═════ GIVEN DATA

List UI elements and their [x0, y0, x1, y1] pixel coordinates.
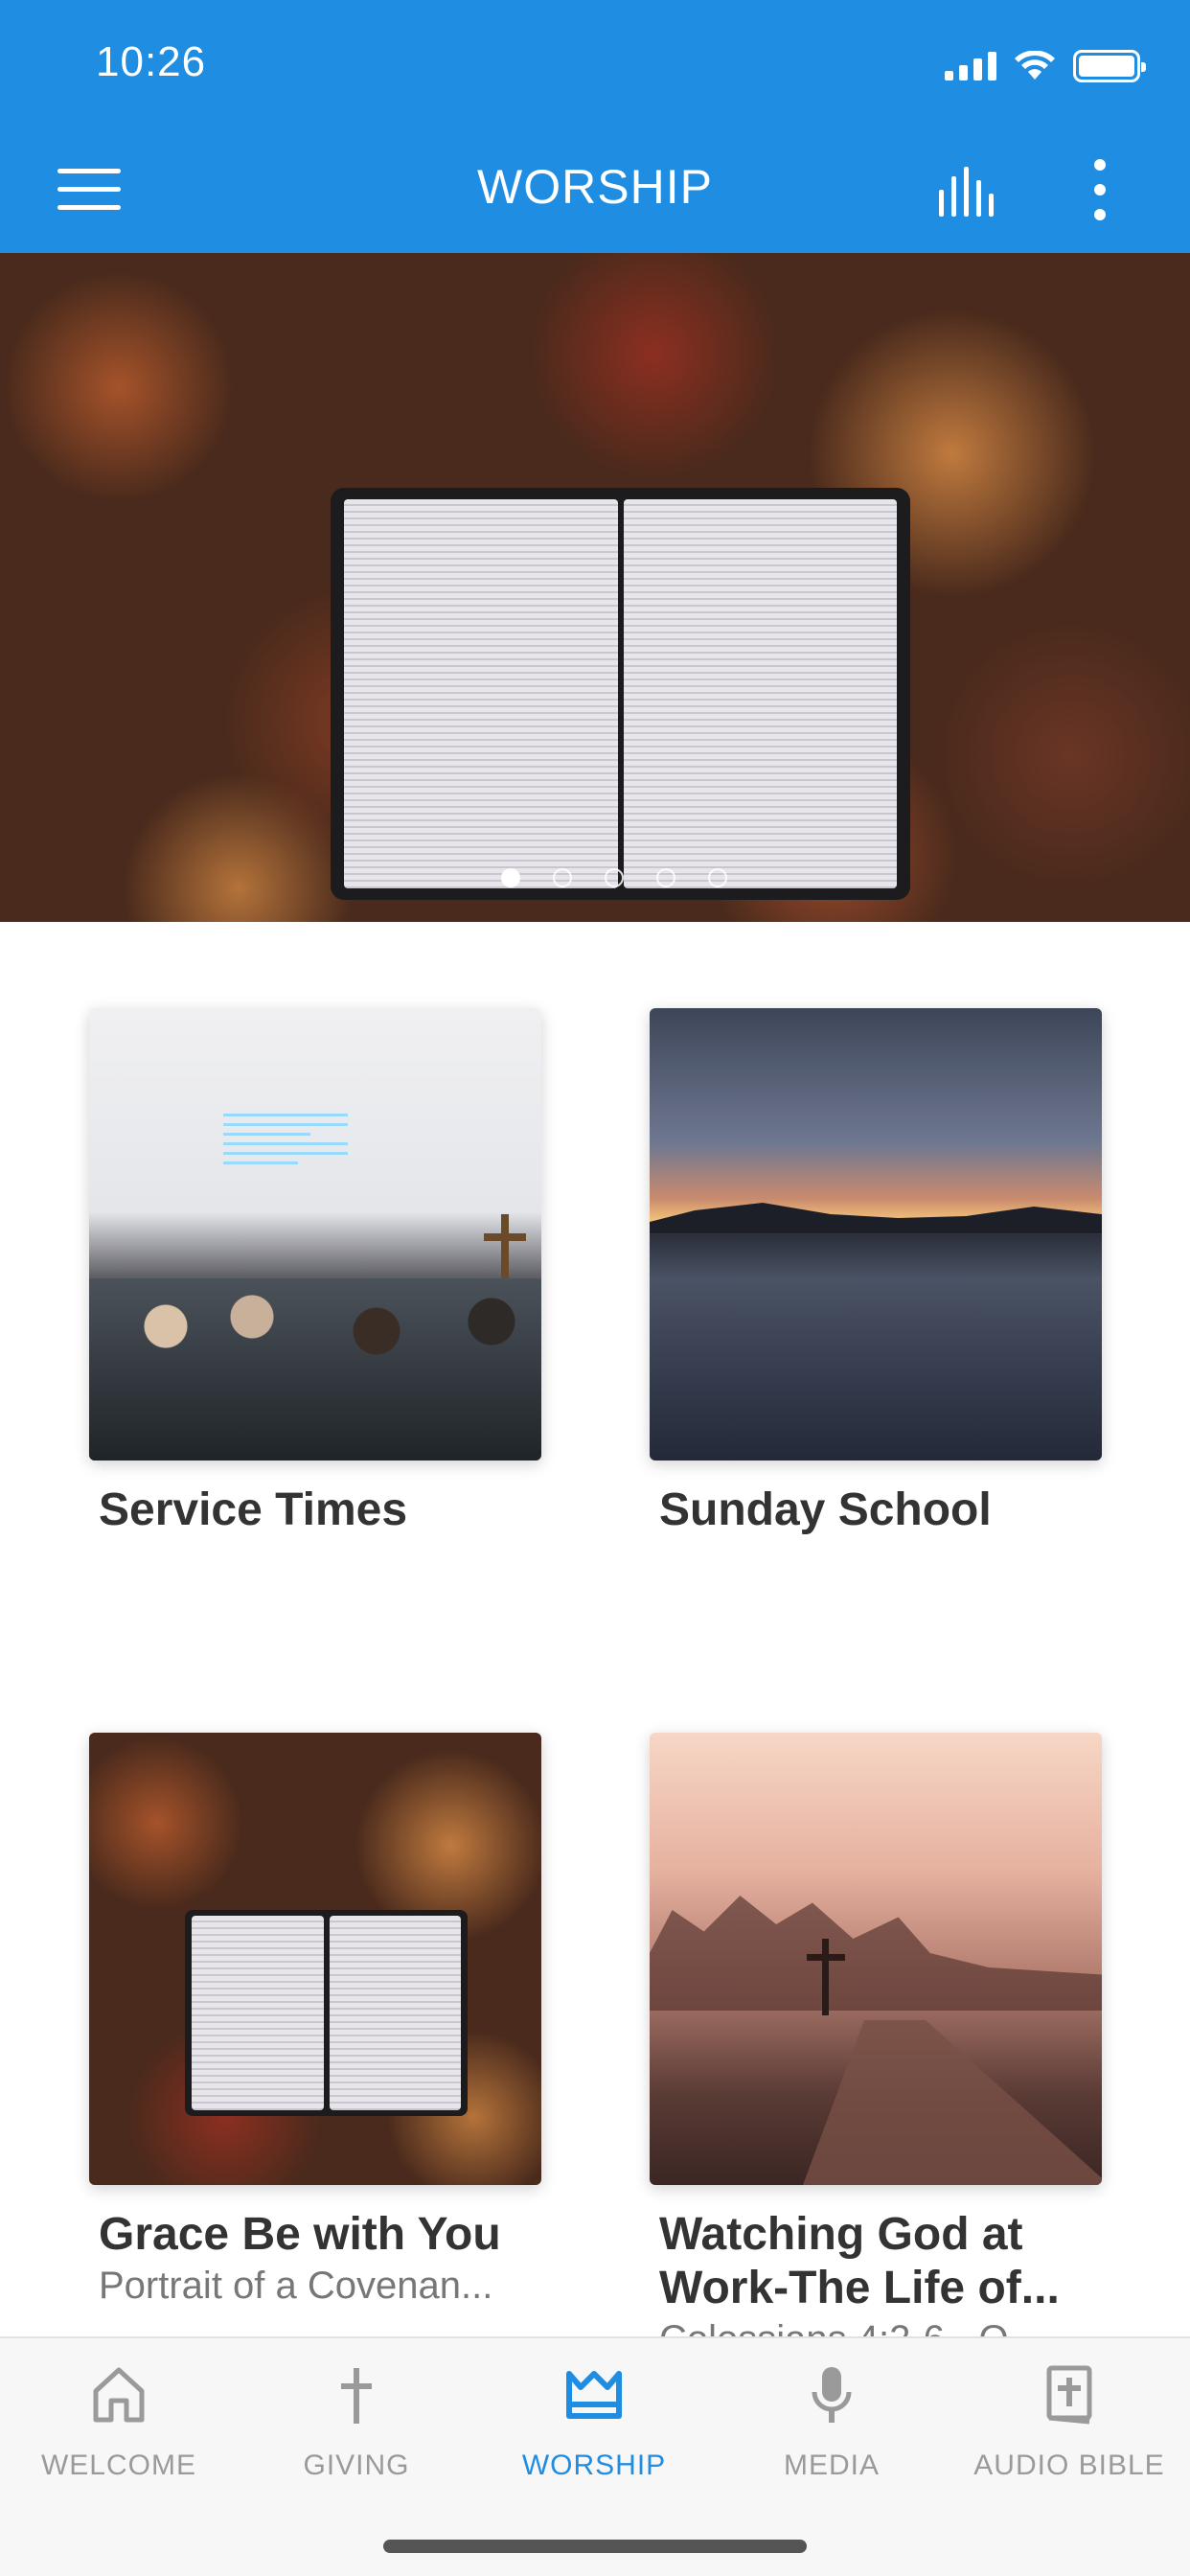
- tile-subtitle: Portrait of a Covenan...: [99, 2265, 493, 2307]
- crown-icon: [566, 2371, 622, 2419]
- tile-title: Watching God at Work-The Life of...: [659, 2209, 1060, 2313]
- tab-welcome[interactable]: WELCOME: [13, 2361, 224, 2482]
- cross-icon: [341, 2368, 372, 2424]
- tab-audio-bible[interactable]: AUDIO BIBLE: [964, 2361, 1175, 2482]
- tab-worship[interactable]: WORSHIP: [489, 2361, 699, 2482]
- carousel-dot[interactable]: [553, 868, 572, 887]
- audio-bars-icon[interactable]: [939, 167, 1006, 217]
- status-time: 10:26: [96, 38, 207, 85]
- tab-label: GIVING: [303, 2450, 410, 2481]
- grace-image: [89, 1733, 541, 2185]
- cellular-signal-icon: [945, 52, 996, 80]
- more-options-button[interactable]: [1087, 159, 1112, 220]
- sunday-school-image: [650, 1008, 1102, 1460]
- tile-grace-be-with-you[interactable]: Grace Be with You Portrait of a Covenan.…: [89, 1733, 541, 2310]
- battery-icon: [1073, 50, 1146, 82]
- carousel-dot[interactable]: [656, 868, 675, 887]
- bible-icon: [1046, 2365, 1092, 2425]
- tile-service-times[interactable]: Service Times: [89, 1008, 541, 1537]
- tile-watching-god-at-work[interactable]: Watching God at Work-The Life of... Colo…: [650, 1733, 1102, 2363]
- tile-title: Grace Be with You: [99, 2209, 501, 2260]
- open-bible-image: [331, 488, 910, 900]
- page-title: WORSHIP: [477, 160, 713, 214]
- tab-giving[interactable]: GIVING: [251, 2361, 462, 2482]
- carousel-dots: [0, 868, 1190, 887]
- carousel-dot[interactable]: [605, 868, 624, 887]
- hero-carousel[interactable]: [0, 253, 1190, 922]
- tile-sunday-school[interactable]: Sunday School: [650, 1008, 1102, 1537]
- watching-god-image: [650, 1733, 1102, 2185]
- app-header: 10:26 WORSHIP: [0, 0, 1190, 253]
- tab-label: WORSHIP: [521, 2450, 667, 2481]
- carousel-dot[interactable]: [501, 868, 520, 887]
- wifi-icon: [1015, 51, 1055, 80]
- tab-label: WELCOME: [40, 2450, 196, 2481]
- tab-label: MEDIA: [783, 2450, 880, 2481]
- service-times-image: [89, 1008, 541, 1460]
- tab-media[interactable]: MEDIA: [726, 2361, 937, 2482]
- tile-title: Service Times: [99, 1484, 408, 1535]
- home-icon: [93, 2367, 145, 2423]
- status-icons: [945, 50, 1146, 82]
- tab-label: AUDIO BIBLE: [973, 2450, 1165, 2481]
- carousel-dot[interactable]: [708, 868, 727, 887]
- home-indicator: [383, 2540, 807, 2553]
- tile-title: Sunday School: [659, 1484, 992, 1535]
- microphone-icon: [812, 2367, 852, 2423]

══════════

**STATED GOAL:**
Please extract every line from the items above and reproduce each one verbatim, leaving out the pictures.

**EXERCISE RESULT:**
List UI elements and their [x0, y0, x1, y1] pixel coordinates.
- tile-subtitle: Portrait of a Covenan...: [99, 2265, 493, 2307]
- crown-icon: [566, 2371, 622, 2419]
- tile-title: Watching God at Work-The Life of...: [659, 2209, 1060, 2313]
- tab-welcome[interactable]: WELCOME: [13, 2361, 224, 2482]
- cross-icon: [341, 2368, 372, 2424]
- tab-audio-bible[interactable]: AUDIO BIBLE: [964, 2361, 1175, 2482]
- tab-worship[interactable]: WORSHIP: [489, 2361, 699, 2482]
- carousel-dot[interactable]: [553, 868, 572, 887]
- audio-bars-icon[interactable]: [939, 167, 1006, 217]
- status-time: 10:26: [96, 38, 207, 85]
- tab-label: GIVING: [303, 2450, 410, 2481]
- grace-image: [89, 1733, 541, 2185]
- cellular-signal-icon: [945, 52, 996, 80]
- more-options-button[interactable]: [1087, 159, 1112, 220]
- sunday-school-image: [650, 1008, 1102, 1460]
- tile-grace-be-with-you[interactable]: Grace Be with You Portrait of a Covenan.…: [89, 1733, 541, 2310]
- battery-icon: [1073, 50, 1146, 82]
- carousel-dot[interactable]: [656, 868, 675, 887]
- bible-icon: [1046, 2365, 1092, 2425]
- tile-service-times[interactable]: Service Times: [89, 1008, 541, 1537]
- tile-watching-god-at-work[interactable]: Watching God at Work-The Life of... Colo…: [650, 1733, 1102, 2363]
- tile-title: Grace Be with You: [99, 2209, 501, 2260]
- open-bible-image: [331, 488, 910, 900]
- page-title: WORSHIP: [477, 160, 713, 214]
- tab-giving[interactable]: GIVING: [251, 2361, 462, 2482]
- carousel-dots: [0, 868, 1190, 887]
- carousel-dot[interactable]: [605, 868, 624, 887]
- hero-carousel[interactable]: [0, 253, 1190, 922]
- tile-sunday-school[interactable]: Sunday School: [650, 1008, 1102, 1537]
- watching-god-image: [650, 1733, 1102, 2185]
- app-header: 10:26 WORSHIP: [0, 0, 1190, 253]
- tab-label: WORSHIP: [521, 2450, 667, 2481]
- carousel-dot[interactable]: [501, 868, 520, 887]
- wifi-icon: [1015, 51, 1055, 80]
- tab-label: WELCOME: [40, 2450, 196, 2481]
- tab-label: MEDIA: [783, 2450, 880, 2481]
- service-times-image: [89, 1008, 541, 1460]
- tab-media[interactable]: MEDIA: [726, 2361, 937, 2482]
- tile-title: Service Times: [99, 1484, 408, 1535]
- home-icon: [93, 2367, 145, 2423]
- status-icons: [945, 50, 1146, 82]
- tab-label: AUDIO BIBLE: [973, 2450, 1165, 2481]
- carousel-dot[interactable]: [708, 868, 727, 887]
- home-indicator: [383, 2540, 807, 2553]
- tile-title: Sunday School: [659, 1484, 992, 1535]
- microphone-icon: [812, 2367, 852, 2423]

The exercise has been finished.